## begin MATERIAL FOR THIS TASK
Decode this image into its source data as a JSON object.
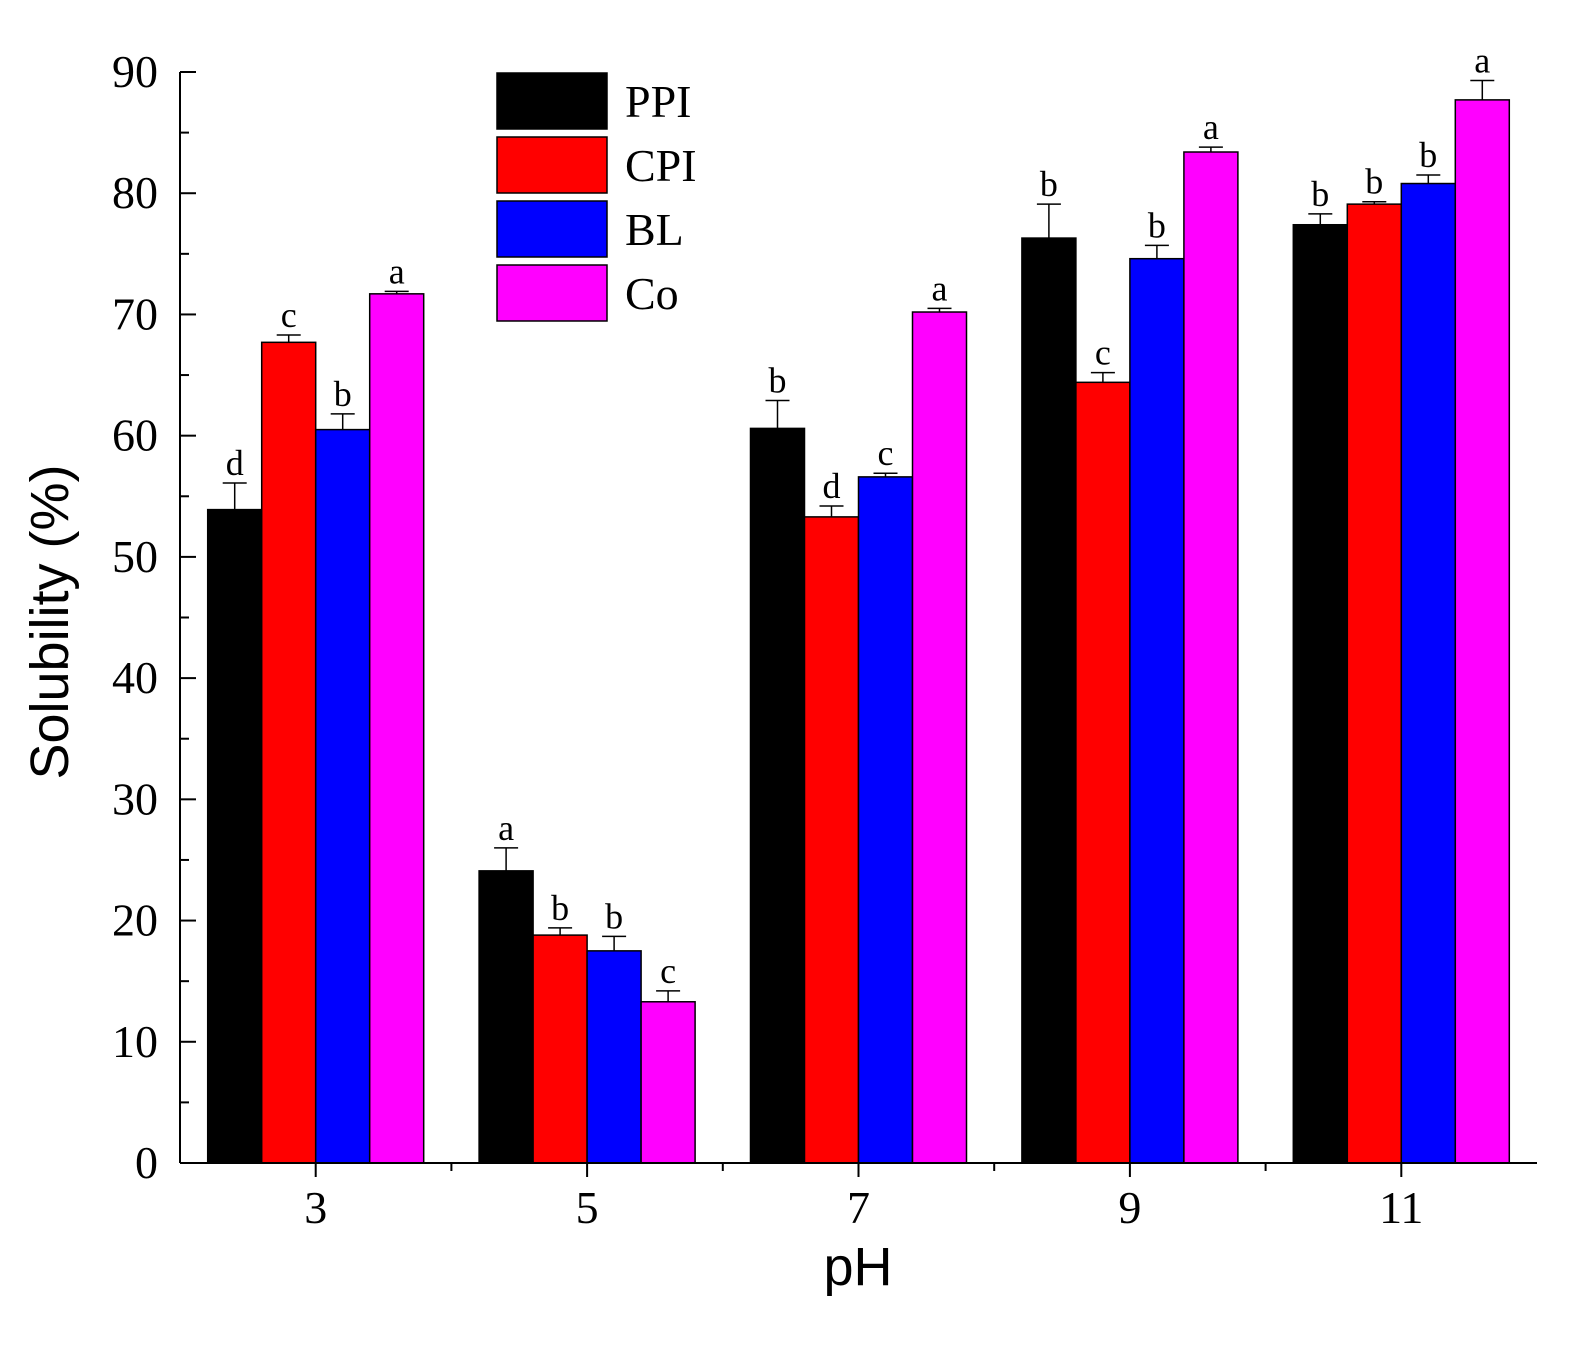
{
  "chart_data": {
    "type": "bar",
    "title": "",
    "xlabel": "pH",
    "ylabel": "Solubility (%)",
    "ylim": [
      0,
      90
    ],
    "yticks": [
      0,
      10,
      20,
      30,
      40,
      50,
      60,
      70,
      80,
      90
    ],
    "categories": [
      "3",
      "5",
      "7",
      "9",
      "11"
    ],
    "legend_position": "top-center",
    "series": [
      {
        "name": "PPI",
        "color": "#000000",
        "values": [
          53.9,
          24.1,
          60.6,
          76.3,
          77.4
        ],
        "errors": [
          2.2,
          1.9,
          2.3,
          2.8,
          0.9
        ],
        "labels": [
          "d",
          "a",
          "b",
          "b",
          "b"
        ]
      },
      {
        "name": "CPI",
        "color": "#ff0000",
        "values": [
          67.7,
          18.8,
          53.3,
          64.4,
          79.1
        ],
        "errors": [
          0.6,
          0.6,
          0.9,
          0.8,
          0.2
        ],
        "labels": [
          "c",
          "b",
          "d",
          "c",
          "b"
        ]
      },
      {
        "name": "BL",
        "color": "#0000ff",
        "values": [
          60.5,
          17.5,
          56.6,
          74.6,
          80.8
        ],
        "errors": [
          1.3,
          1.2,
          0.3,
          1.1,
          0.7
        ],
        "labels": [
          "b",
          "b",
          "c",
          "b",
          "b"
        ]
      },
      {
        "name": "Co",
        "color": "#ff00ff",
        "values": [
          71.7,
          13.3,
          70.2,
          83.4,
          87.7
        ],
        "errors": [
          0.2,
          0.9,
          0.3,
          0.4,
          1.6
        ],
        "labels": [
          "a",
          "c",
          "a",
          "a",
          "a"
        ]
      }
    ]
  }
}
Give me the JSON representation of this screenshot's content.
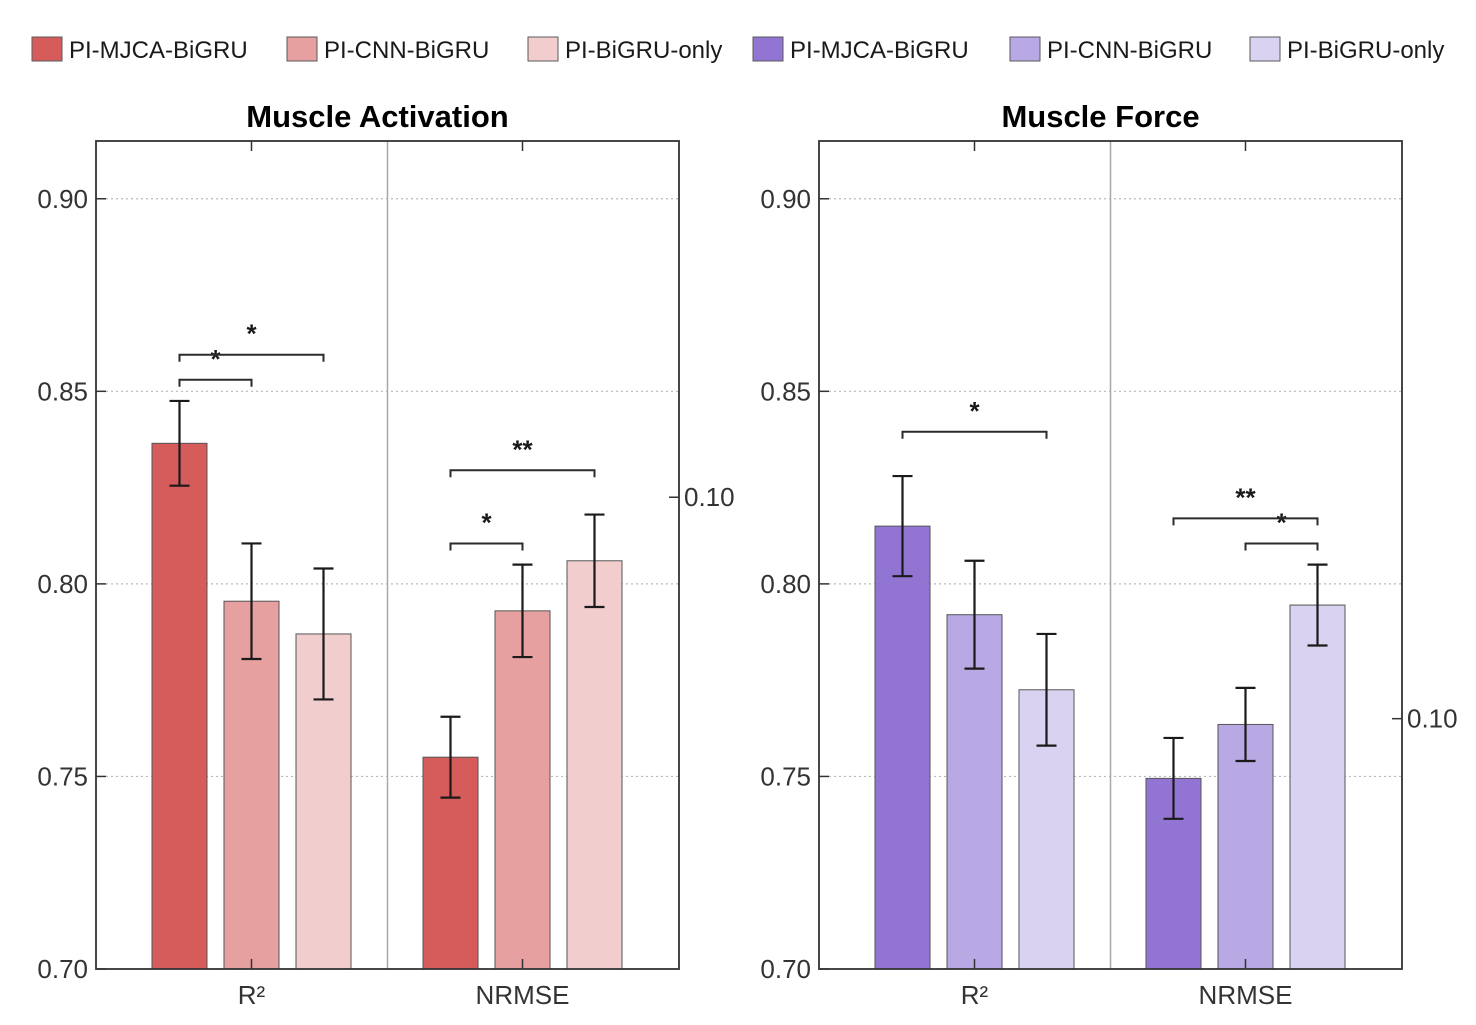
{
  "chart_data": [
    {
      "type": "bar",
      "title": "Muscle Activation",
      "categories": [
        "R²",
        "NRMSE"
      ],
      "ylim": [
        0.7,
        0.915
      ],
      "yticks": [
        "0.70",
        "0.75",
        "0.80",
        "0.85",
        "0.90"
      ],
      "grid": true,
      "right_axis_label": "0.10",
      "right_axis_value": 0.8225,
      "series": [
        {
          "name": "PI-MJCA-BiGRU",
          "values": [
            0.8365,
            0.755
          ],
          "errors": [
            0.011,
            0.0105
          ]
        },
        {
          "name": "PI-CNN-BiGRU",
          "values": [
            0.7955,
            0.793
          ],
          "errors": [
            0.015,
            0.012
          ]
        },
        {
          "name": "PI-BiGRU-only",
          "values": [
            0.787,
            0.806
          ],
          "errors": [
            0.017,
            0.012
          ]
        }
      ],
      "significance": [
        {
          "category": 0,
          "from": 0,
          "to": 1,
          "label": "*",
          "level": 0.853
        },
        {
          "category": 0,
          "from": 0,
          "to": 2,
          "label": "*",
          "level": 0.8595
        },
        {
          "category": 1,
          "from": 0,
          "to": 1,
          "label": "*",
          "level": 0.8105
        },
        {
          "category": 1,
          "from": 0,
          "to": 2,
          "label": "**",
          "level": 0.8295
        }
      ]
    },
    {
      "type": "bar",
      "title": "Muscle Force",
      "categories": [
        "R²",
        "NRMSE"
      ],
      "ylim": [
        0.7,
        0.915
      ],
      "yticks": [
        "0.70",
        "0.75",
        "0.80",
        "0.85",
        "0.90"
      ],
      "grid": true,
      "right_axis_label": "0.10",
      "right_axis_value": 0.765,
      "series": [
        {
          "name": "PI-MJCA-BiGRU",
          "values": [
            0.815,
            0.7495
          ],
          "errors": [
            0.013,
            0.0105
          ]
        },
        {
          "name": "PI-CNN-BiGRU",
          "values": [
            0.792,
            0.7635
          ],
          "errors": [
            0.014,
            0.0095
          ]
        },
        {
          "name": "PI-BiGRU-only",
          "values": [
            0.7725,
            0.7945
          ],
          "errors": [
            0.0145,
            0.0105
          ]
        }
      ],
      "significance": [
        {
          "category": 0,
          "from": 0,
          "to": 2,
          "label": "*",
          "level": 0.8395
        },
        {
          "category": 1,
          "from": 1,
          "to": 2,
          "label": "*",
          "level": 0.8105
        },
        {
          "category": 1,
          "from": 0,
          "to": 2,
          "label": "**",
          "level": 0.817
        }
      ]
    }
  ],
  "legend": [
    {
      "label": "PI-MJCA-BiGRU",
      "color": "#d65c5c"
    },
    {
      "label": "PI-CNN-BiGRU",
      "color": "#e7a0a0"
    },
    {
      "label": "PI-BiGRU-only",
      "color": "#f2cdcd"
    },
    {
      "label": "PI-MJCA-BiGRU",
      "color": "#9275d3"
    },
    {
      "label": "PI-CNN-BiGRU",
      "color": "#b8a8e4"
    },
    {
      "label": "PI-BiGRU-only",
      "color": "#dad2f1"
    }
  ],
  "colors": {
    "activation": [
      "#d65c5c",
      "#e7a0a0",
      "#f2cdcd"
    ],
    "force": [
      "#9275d3",
      "#b8a8e4",
      "#dad2f1"
    ]
  }
}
## end MATERIAL FOR THIS TASK
=== WHAT YOU HAVE TO DO ===
How many lines in the listing contain "JSON"? Answer with the number alone.

=== ANSWER TO THIS TASK ===
2